Given problem: Below are some records. Count the lines with "residential" in them and give nothing but the total.

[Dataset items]

>>>

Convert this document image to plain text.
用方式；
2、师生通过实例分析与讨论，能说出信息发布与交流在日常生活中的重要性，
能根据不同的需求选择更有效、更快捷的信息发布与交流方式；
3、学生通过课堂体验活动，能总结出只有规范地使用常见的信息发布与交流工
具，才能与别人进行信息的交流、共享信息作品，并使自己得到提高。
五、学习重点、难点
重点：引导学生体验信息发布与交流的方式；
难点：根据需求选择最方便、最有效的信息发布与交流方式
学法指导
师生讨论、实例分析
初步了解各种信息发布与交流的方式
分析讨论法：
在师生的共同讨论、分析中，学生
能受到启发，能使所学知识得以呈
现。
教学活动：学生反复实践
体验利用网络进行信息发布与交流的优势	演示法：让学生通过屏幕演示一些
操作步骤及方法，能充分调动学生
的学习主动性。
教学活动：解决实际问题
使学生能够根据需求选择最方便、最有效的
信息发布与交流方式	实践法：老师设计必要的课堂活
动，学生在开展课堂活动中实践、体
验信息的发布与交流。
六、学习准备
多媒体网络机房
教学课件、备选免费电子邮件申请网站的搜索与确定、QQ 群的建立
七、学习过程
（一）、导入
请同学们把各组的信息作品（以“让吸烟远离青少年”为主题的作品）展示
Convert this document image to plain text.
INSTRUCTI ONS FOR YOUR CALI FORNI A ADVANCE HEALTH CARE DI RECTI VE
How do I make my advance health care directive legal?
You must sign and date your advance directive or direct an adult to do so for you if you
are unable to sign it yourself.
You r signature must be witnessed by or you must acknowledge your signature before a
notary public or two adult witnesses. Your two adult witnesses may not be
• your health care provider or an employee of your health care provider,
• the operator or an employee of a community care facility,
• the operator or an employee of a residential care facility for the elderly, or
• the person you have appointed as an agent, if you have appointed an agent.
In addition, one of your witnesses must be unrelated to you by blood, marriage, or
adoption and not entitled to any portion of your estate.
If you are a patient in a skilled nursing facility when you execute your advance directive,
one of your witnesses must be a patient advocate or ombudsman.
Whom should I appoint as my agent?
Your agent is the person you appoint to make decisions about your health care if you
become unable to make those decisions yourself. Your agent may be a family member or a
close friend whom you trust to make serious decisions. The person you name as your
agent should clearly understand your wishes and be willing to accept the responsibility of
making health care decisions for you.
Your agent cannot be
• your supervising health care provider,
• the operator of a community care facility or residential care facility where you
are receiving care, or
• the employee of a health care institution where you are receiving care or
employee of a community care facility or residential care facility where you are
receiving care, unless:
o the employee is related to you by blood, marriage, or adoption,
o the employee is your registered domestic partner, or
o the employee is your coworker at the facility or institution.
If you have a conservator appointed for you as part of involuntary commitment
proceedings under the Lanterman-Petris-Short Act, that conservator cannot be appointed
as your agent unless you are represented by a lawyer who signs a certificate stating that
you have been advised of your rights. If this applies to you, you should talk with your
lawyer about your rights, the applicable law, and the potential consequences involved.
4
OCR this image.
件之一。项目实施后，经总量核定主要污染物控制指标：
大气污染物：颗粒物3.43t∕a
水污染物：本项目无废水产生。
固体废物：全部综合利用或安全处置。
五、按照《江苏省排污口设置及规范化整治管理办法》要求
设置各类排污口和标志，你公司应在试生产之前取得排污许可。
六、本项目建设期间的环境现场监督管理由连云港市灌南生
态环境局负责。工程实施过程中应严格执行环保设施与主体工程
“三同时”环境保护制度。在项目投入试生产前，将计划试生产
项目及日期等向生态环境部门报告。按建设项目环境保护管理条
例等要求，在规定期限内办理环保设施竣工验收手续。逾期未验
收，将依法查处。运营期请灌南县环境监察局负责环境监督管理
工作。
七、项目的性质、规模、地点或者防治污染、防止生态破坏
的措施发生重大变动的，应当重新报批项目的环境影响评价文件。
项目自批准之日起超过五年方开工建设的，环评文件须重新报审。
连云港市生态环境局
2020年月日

<<<

Exercise output: 3